— Begin —

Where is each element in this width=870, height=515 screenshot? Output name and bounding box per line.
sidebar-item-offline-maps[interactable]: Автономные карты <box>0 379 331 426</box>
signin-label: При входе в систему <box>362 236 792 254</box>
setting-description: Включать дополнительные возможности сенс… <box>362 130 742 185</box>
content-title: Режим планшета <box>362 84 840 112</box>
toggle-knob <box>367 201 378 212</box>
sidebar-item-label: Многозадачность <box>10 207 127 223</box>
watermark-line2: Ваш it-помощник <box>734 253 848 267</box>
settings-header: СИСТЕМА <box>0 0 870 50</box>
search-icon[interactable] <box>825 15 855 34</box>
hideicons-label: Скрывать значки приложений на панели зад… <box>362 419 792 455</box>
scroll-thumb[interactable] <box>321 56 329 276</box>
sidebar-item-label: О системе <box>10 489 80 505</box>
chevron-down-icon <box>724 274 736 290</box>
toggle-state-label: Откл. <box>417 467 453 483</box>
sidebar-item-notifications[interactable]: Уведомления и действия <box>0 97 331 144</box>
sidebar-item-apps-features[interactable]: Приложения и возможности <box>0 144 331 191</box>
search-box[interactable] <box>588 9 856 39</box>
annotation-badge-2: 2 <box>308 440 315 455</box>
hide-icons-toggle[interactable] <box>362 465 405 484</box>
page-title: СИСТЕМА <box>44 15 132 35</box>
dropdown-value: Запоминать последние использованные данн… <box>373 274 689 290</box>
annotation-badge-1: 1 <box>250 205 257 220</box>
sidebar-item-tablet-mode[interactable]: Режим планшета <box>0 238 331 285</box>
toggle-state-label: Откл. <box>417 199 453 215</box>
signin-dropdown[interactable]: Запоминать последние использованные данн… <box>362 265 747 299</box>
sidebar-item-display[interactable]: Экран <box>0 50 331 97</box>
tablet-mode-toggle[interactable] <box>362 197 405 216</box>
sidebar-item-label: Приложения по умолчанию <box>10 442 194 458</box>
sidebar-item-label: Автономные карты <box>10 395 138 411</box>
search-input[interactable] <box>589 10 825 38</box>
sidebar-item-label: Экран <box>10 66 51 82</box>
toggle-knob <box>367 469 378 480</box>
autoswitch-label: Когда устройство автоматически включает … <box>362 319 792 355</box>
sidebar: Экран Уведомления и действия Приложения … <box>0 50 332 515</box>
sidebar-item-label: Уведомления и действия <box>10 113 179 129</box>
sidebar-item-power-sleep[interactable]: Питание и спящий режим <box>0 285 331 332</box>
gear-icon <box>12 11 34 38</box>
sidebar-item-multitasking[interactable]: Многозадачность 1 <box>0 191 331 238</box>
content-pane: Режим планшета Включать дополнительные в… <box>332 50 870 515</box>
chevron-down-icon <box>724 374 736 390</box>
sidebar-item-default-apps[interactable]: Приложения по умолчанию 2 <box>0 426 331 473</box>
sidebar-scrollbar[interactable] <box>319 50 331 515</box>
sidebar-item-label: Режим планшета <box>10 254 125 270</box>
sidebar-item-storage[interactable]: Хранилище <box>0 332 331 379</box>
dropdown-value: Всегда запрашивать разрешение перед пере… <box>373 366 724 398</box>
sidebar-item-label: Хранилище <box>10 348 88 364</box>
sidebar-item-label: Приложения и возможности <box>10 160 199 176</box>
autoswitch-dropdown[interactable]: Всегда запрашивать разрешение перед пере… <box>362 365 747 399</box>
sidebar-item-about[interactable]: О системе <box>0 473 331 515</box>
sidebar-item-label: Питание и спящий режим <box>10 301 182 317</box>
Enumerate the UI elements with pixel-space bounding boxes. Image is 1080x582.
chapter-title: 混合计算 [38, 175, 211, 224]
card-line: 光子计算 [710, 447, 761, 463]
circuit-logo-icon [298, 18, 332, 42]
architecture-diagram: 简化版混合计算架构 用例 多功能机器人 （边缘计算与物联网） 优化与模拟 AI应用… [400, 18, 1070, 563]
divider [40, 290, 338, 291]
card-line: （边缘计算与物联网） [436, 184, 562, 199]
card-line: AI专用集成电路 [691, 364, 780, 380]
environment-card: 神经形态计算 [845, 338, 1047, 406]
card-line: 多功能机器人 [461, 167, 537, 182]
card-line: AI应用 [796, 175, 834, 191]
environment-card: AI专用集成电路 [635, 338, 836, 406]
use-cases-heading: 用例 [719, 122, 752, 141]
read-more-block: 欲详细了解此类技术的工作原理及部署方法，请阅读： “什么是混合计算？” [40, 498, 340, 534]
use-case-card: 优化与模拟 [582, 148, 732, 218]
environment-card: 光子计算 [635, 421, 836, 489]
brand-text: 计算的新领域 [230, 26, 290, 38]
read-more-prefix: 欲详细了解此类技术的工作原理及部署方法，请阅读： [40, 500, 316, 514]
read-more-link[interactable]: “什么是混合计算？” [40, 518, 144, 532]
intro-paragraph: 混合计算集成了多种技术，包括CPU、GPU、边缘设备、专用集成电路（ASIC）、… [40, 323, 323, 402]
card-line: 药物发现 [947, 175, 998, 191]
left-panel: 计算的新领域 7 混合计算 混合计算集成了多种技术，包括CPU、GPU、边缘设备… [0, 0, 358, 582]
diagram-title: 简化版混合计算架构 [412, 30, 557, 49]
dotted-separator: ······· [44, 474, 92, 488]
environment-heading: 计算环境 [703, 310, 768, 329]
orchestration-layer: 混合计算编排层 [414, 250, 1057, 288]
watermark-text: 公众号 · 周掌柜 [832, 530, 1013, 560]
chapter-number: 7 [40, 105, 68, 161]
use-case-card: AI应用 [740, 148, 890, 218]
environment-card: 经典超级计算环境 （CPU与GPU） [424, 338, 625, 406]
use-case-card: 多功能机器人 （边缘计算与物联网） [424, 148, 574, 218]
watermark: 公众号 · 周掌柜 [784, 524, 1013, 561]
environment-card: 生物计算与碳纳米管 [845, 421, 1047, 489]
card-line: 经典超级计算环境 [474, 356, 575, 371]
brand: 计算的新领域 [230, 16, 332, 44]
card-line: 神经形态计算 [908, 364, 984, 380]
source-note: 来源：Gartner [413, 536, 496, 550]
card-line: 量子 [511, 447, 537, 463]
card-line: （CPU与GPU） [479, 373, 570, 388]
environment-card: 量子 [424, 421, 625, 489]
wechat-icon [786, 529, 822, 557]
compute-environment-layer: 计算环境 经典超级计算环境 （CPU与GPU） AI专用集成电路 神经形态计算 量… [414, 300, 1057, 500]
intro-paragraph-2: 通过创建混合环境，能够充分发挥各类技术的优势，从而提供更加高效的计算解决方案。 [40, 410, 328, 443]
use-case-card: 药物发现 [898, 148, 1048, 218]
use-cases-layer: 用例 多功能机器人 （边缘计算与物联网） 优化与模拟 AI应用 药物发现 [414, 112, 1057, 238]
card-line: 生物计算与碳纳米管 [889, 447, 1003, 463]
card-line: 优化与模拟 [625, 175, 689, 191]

— End —

Return all of the lines above as a JSON list of strings, one string per line, with blank lines omitted.

** Worked solution **
[
  "Where is each element in this width=870, height=515 screenshot? Output name and bounding box per line.",
  "sidebar-item-offline-maps[interactable]: Автономные карты <box>0 379 331 426</box>",
  "signin-label: При входе в систему <box>362 236 792 254</box>",
  "setting-description: Включать дополнительные возможности сенс… <box>362 130 742 185</box>",
  "content-title: Режим планшета <box>362 84 840 112</box>",
  "toggle-knob <box>367 201 378 212</box>",
  "sidebar-item-label: Многозадачность <box>10 207 127 223</box>",
  "watermark-line2: Ваш it-помощник <box>734 253 848 267</box>",
  "settings-header: СИСТЕМА <box>0 0 870 50</box>",
  "search-icon[interactable] <box>825 15 855 34</box>",
  "hideicons-label: Скрывать значки приложений на панели зад… <box>362 419 792 455</box>",
  "scroll-thumb[interactable] <box>321 56 329 276</box>",
  "sidebar-item-label: О системе <box>10 489 80 505</box>",
  "chevron-down-icon <box>724 274 736 290</box>",
  "toggle-state-label: Откл. <box>417 467 453 483</box>",
  "sidebar-item-notifications[interactable]: Уведомления и действия <box>0 97 331 144</box>",
  "sidebar-item-apps-features[interactable]: Приложения и возможности <box>0 144 331 191</box>",
  "search-box[interactable] <box>588 9 856 39</box>",
  "annotation-badge-2: 2 <box>308 440 315 455</box>",
  "hide-icons-toggle[interactable] <box>362 465 405 484</box>",
  "page-title: СИСТЕМА <box>44 15 132 35</box>",
  "dropdown-value: Запоминать последние использованные данн… <box>373 274 689 290</box>",
  "annotation-badge-1: 1 <box>250 205 257 220</box>",
  "sidebar-item-tablet-mode[interactable]: Режим планшета <box>0 238 331 285</box>",
  "toggle-state-label: Откл. <box>417 199 453 215</box>",
  "signin-dropdown[interactable]: Запоминать последние использованные данн… <box>362 265 747 299</box>",
  "sidebar-item-display[interactable]: Экран <box>0 50 331 97</box>",
  "tablet-mode-toggle[interactable] <box>362 197 405 216</box>",
  "sidebar-item-label: Приложения по умолчанию <box>10 442 194 458</box>",
  "sidebar-item-label: Автономные карты <box>10 395 138 411</box>",
  "search-input[interactable] <box>589 10 825 38</box>",
  "sidebar-item-label: Экран <box>10 66 51 82</box>",
  "toggle-knob <box>367 469 378 480</box>",
  "autoswitch-label: Когда устройство автоматически включает … <box>362 319 792 355</box>",
  "sidebar: Экран Уведомления и действия Приложения … <box>0 50 332 515</box>",
  "sidebar-item-label: Уведомления и действия <box>10 113 179 129</box>",
  "sidebar-item-power-sleep[interactable]: Питание и спящий режим <box>0 285 331 332</box>",
  "gear-icon <box>12 11 34 38</box>",
  "sidebar-item-multitasking[interactable]: Многозадачность 1 <box>0 191 331 238</box>",
  "content-pane: Режим планшета Включать дополнительные в… <box>332 50 870 515</box>",
  "chevron-down-icon <box>724 374 736 390</box>",
  "sidebar-item-default-apps[interactable]: Приложения по умолчанию 2 <box>0 426 331 473</box>",
  "sidebar-scrollbar[interactable] <box>319 50 331 515</box>",
  "sidebar-item-label: Режим планшета <box>10 254 125 270</box>",
  "sidebar-item-storage[interactable]: Хранилище <box>0 332 331 379</box>",
  "dropdown-value: Всегда запрашивать разрешение перед пере… <box>373 366 724 398</box>",
  "sidebar-item-label: Хранилище <box>10 348 88 364</box>",
  "sidebar-item-label: Приложения и возможности <box>10 160 199 176</box>",
  "autoswitch-dropdown[interactable]: Всегда запрашивать разрешение перед пере… <box>362 365 747 399</box>",
  "sidebar-item-about[interactable]: О системе <box>0 473 331 515</box>",
  "sidebar-item-label: Питание и спящий режим <box>10 301 182 317</box>",
  "Enumerate the UI elements with pixel-space bounding boxes. Image is 1080x582.",
  "chapter-title: 混合计算 [38, 175, 211, 224]",
  "card-line: 光子计算 [710, 447, 761, 463]",
  "circuit-logo-icon [298, 18, 332, 42]",
  "architecture-diagram: 简化版混合计算架构 用例 多功能机器人 （边缘计算与物联网） 优化与模拟 AI应用… [400, 18, 1070, 563]",
  "divider [40, 290, 338, 291]",
  "card-line: （边缘计算与物联网） [436, 184, 562, 199]",
  "card-line: AI专用集成电路 [691, 364, 780, 380]",
  "environment-card: 神经形态计算 [845, 338, 1047, 406]",
  "card-line: 多功能机器人 [461, 167, 537, 182]",
  "card-line: AI应用 [796, 175, 834, 191]",
  "environment-card: AI专用集成电路 [635, 338, 836, 406]",
  "use-cases-heading: 用例 [719, 122, 752, 141]",
  "read-more-block: 欲详细了解此类技术的工作原理及部署方法，请阅读： “什么是混合计算？” [40, 498, 340, 534]",
  "use-case-card: 优化与模拟 [582, 148, 732, 218]",
  "environment-card: 光子计算 [635, 421, 836, 489]",
  "brand-text: 计算的新领域 [230, 26, 290, 38]",
  "read-more-prefix: 欲详细了解此类技术的工作原理及部署方法，请阅读： [40, 500, 316, 514]",
  "read-more-link[interactable]: “什么是混合计算？” [40, 518, 144, 532]",
  "intro-paragraph: 混合计算集成了多种技术，包括CPU、GPU、边缘设备、专用集成电路（ASIC）、… [40, 323, 323, 402]",
  "card-line: 药物发现 [947, 175, 998, 191]",
  "left-panel: 计算的新领域 7 混合计算 混合计算集成了多种技术，包括CPU、GPU、边缘设备… [0, 0, 358, 582]",
  "diagram-title: 简化版混合计算架构 [412, 30, 557, 49]",
  "dotted-separator: ······· [44, 474, 92, 488]",
  "environment-heading: 计算环境 [703, 310, 768, 329]",
  "orchestration-layer: 混合计算编排层 [414, 250, 1057, 288]",
  "watermark-text: 公众号 · 周掌柜 [832, 530, 1013, 560]",
  "chapter-number: 7 [40, 105, 68, 161]",
  "use-case-card: AI应用 [740, 148, 890, 218]",
  "environment-card: 经典超级计算环境 （CPU与GPU） [424, 338, 625, 406]",
  "use-case-card: 多功能机器人 （边缘计算与物联网） [424, 148, 574, 218]",
  "watermark: 公众号 · 周掌柜 [784, 524, 1013, 561]",
  "environment-card: 生物计算与碳纳米管 [845, 421, 1047, 489]",
  "card-line: 经典超级计算环境 [474, 356, 575, 371]",
  "brand: 计算的新领域 [230, 16, 332, 44]",
  "card-line: 神经形态计算 [908, 364, 984, 380]",
  "source-note: 来源：Gartner [413, 536, 496, 550]",
  "card-line: 量子 [511, 447, 537, 463]",
  "card-line: （CPU与GPU） [479, 373, 570, 388]",
  "environment-card: 量子 [424, 421, 625, 489]",
  "wechat-icon [786, 529, 822, 557]",
  "compute-environment-layer: 计算环境 经典超级计算环境 （CPU与GPU） AI专用集成电路 神经形态计算 量… [414, 300, 1057, 500]",
  "intro-paragraph-2: 通过创建混合环境，能够充分发挥各类技术的优势，从而提供更加高效的计算解决方案。 [40, 410, 328, 443]",
  "use-case-card: 药物发现 [898, 148, 1048, 218]",
  "use-cases-layer: 用例 多功能机器人 （边缘计算与物联网） 优化与模拟 AI应用 药物发现 [414, 112, 1057, 238]",
  "card-line: 生物计算与碳纳米管 [889, 447, 1003, 463]",
  "card-line: 优化与模拟 [625, 175, 689, 191]"
]